* START *
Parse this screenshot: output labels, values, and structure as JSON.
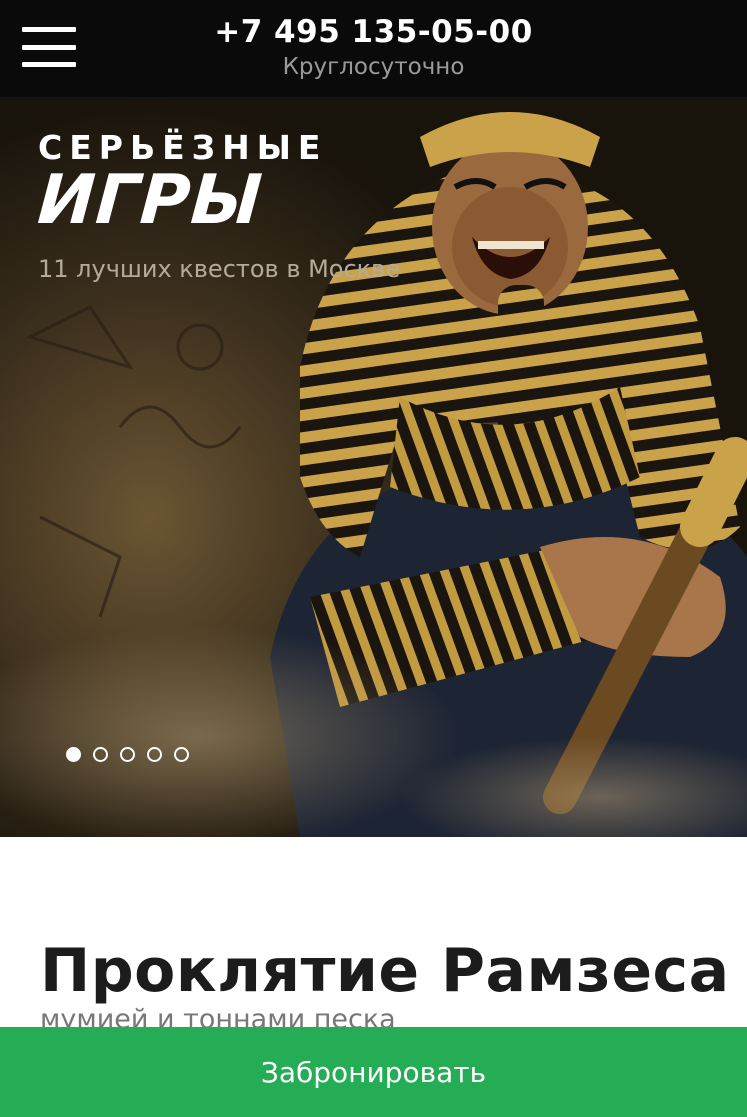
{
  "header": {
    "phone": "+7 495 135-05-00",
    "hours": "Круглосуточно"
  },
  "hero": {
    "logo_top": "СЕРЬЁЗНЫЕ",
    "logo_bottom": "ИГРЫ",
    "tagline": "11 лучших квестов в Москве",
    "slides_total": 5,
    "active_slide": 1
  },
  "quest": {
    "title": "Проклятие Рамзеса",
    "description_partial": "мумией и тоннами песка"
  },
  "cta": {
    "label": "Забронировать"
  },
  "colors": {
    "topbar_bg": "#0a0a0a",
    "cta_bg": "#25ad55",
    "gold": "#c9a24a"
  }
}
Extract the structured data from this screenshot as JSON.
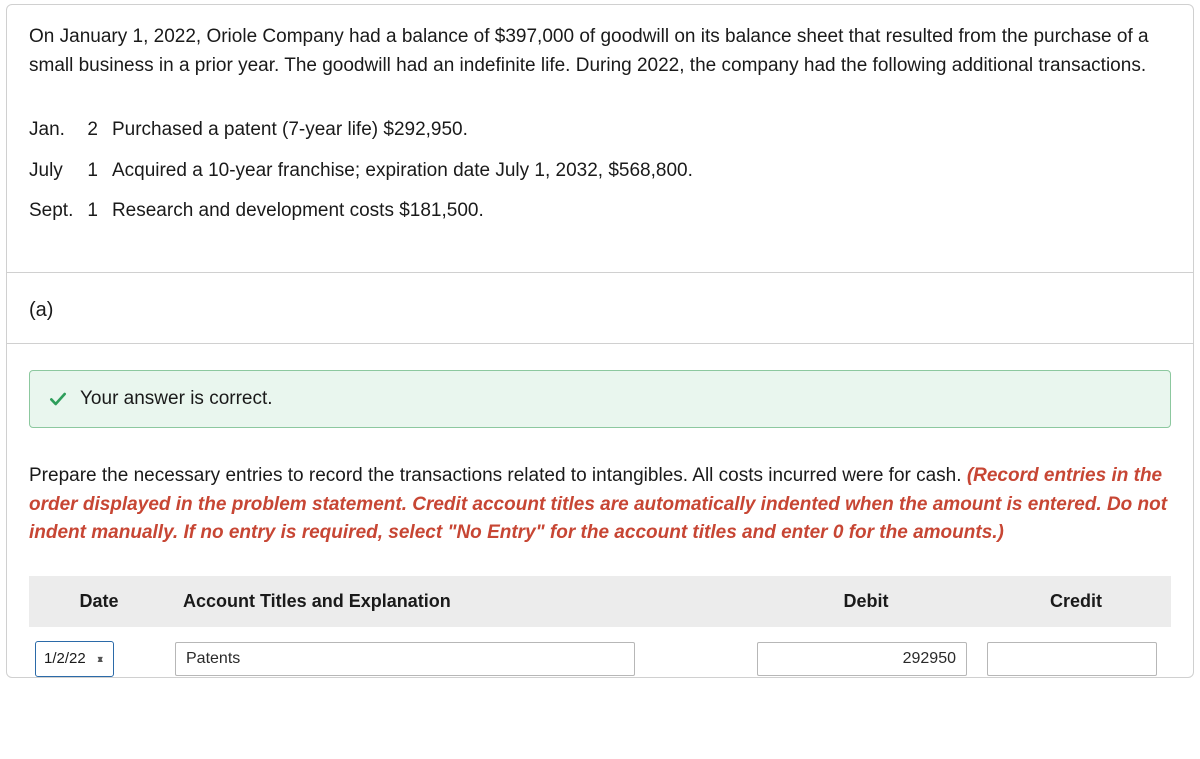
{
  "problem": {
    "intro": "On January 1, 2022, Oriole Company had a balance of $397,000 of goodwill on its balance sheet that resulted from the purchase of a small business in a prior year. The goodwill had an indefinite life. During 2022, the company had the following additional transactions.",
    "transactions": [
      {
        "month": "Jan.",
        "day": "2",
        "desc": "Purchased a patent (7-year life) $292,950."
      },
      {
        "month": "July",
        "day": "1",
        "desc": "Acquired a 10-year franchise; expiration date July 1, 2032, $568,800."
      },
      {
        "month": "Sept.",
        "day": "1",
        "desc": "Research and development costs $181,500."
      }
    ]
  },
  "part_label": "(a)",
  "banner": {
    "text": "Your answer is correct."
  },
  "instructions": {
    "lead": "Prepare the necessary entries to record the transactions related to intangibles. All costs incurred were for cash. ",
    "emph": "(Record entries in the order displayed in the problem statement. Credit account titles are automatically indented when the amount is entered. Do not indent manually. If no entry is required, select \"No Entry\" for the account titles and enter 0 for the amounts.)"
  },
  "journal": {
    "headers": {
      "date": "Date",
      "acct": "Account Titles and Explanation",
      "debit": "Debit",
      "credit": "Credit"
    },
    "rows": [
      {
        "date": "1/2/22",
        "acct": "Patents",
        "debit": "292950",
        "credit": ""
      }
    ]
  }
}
* END *
* START *
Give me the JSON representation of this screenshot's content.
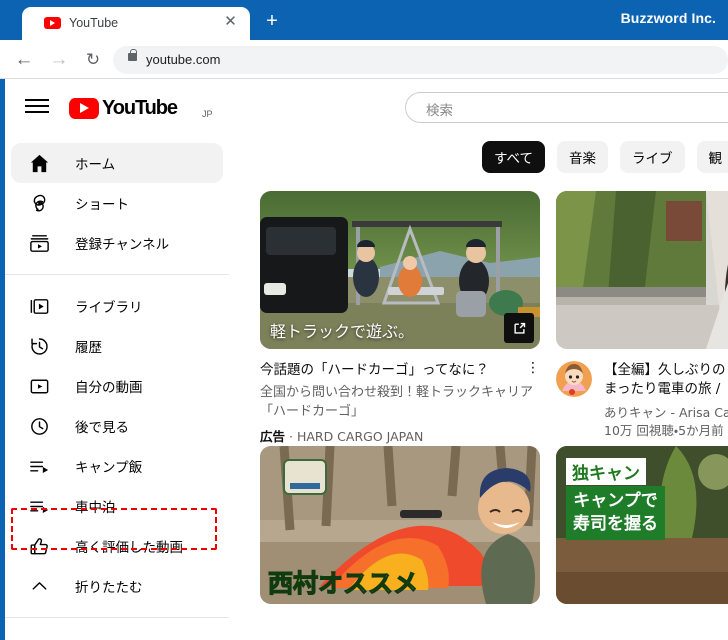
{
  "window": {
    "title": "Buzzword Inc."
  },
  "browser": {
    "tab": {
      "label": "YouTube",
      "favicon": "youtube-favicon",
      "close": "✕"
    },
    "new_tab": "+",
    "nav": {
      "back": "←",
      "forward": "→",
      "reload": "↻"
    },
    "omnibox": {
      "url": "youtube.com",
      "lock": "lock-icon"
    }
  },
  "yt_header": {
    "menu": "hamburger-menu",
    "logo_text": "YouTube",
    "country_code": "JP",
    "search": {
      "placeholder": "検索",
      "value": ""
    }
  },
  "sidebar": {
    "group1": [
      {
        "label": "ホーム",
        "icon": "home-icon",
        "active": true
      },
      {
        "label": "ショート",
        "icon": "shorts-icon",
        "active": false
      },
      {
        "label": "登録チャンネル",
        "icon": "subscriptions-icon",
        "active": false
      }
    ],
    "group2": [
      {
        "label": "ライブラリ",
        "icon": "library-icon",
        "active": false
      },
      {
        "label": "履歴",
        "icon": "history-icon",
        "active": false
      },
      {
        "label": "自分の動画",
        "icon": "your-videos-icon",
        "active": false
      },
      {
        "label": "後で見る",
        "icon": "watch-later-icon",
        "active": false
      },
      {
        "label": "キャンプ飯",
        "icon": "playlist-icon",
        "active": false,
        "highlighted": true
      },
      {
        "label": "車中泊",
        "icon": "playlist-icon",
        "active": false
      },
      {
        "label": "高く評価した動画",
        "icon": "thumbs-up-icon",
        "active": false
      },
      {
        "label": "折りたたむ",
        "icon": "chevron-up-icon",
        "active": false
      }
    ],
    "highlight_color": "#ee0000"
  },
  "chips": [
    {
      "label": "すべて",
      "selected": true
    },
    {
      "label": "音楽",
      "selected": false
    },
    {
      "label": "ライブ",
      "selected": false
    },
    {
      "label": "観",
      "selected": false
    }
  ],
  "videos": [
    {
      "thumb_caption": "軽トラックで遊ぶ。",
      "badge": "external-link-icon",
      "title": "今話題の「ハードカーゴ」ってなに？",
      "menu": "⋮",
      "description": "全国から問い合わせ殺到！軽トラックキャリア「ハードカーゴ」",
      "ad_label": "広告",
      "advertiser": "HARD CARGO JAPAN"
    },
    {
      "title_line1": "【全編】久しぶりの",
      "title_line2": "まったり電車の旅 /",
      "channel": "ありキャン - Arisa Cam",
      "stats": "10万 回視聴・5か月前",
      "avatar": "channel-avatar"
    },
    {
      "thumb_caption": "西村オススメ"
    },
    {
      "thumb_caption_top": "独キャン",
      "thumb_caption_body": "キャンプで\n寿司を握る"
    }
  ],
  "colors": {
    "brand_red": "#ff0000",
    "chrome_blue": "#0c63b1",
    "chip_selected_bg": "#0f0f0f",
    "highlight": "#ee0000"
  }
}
* END *
- **STATED GOAL**
Isolate each line of the listing above that includes "transactions". Copy it.

- **SOLUTION BELOW**
    "intro": "On January 1, 2022, Oriole Company had a balance of $397,000 of goodwill on its balance sheet that resulted from the purchase of a small business in a prior year. The goodwill had an indefinite life. During 2022, the company had the following additional transactions.",
    "transactions": [
    "lead": "Prepare the necessary entries to record the transactions related to intangibles. All costs incurred were for cash. ",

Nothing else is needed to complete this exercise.